:: MATERIAL PROVIDED

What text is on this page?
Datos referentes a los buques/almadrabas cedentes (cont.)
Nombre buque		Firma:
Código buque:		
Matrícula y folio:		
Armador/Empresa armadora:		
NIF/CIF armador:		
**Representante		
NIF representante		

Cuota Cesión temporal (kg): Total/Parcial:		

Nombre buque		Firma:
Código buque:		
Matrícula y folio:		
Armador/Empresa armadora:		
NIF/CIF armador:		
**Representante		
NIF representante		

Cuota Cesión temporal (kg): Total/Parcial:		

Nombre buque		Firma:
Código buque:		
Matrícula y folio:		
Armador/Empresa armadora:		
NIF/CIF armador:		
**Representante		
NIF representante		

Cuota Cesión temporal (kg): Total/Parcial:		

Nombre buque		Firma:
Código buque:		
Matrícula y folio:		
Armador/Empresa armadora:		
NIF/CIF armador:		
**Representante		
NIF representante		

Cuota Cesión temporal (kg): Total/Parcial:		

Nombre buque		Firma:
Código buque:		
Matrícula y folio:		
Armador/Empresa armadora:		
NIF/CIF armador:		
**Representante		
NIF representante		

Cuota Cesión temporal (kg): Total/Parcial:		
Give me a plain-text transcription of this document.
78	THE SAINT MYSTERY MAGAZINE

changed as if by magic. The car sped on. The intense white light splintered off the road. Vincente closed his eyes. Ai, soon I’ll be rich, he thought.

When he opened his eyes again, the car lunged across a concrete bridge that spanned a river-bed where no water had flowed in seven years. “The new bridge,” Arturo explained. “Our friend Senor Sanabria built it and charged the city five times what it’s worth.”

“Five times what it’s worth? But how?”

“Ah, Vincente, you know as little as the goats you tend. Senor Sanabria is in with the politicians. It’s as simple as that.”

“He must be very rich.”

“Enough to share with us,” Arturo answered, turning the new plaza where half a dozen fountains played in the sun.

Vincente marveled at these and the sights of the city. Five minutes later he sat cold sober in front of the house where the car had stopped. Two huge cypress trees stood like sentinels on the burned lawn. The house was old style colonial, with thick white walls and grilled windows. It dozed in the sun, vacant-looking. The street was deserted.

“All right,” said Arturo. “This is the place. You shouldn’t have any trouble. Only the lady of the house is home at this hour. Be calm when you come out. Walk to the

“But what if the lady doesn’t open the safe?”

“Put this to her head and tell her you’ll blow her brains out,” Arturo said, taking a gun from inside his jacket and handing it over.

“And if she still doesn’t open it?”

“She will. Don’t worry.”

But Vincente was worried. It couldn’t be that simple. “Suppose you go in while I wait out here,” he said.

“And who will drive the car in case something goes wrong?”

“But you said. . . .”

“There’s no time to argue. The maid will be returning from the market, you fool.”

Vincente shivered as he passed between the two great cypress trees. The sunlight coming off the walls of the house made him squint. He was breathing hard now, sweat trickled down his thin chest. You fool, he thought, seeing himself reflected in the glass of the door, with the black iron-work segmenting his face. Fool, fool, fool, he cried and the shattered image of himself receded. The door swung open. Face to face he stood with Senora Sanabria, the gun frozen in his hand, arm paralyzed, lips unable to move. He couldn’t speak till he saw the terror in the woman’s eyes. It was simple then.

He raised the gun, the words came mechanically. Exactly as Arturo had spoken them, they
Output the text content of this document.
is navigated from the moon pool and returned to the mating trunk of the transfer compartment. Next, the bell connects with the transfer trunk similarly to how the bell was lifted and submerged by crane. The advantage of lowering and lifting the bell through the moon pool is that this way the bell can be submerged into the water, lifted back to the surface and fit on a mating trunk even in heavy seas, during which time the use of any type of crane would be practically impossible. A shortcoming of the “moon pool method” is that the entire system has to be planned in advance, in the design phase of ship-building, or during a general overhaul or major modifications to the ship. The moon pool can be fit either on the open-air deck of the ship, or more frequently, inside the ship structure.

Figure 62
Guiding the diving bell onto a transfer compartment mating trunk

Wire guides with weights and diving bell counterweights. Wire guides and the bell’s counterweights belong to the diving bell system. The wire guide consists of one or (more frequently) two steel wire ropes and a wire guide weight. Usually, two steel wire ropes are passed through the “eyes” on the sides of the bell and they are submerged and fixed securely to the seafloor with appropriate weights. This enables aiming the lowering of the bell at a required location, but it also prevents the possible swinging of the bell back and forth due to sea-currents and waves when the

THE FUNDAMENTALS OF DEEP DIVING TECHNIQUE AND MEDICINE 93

::::

**TO DO:**
Print nothing but the lines from the line with "Output the text content of this document." to the last line of the records above. Both of those lines count.

**FULL ANSWER:**
Output the text content of this document.
is navigated from the moon pool and returned to the mating trunk of the transfer compartment. Next, the bell connects with the transfer trunk similarly to how the bell was lifted and submerged by crane. The advantage of lowering and lifting the bell through the moon pool is that this way the bell can be submerged into the water, lifted back to the surface and fit on a mating trunk even in heavy seas, during which time the use of any type of crane would be practically impossible. A shortcoming of the “moon pool method” is that the entire system has to be planned in advance, in the design phase of ship-building, or during a general overhaul or major modifications to the ship. The moon pool can be fit either on the open-air deck of the ship, or more frequently, inside the ship structure.

Figure 62
Guiding the diving bell onto a transfer compartment mating trunk

Wire guides with weights and diving bell counterweights. Wire guides and the bell’s counterweights belong to the diving bell system. The wire guide consists of one or (more frequently) two steel wire ropes and a wire guide weight. Usually, two steel wire ropes are passed through the “eyes” on the sides of the bell and they are submerged and fixed securely to the seafloor with appropriate weights. This enables aiming the lowering of the bell at a required location, but it also prevents the possible swinging of the bell back and forth due to sea-currents and waves when the

THE FUNDAMENTALS OF DEEP DIVING TECHNIQUE AND MEDICINE 93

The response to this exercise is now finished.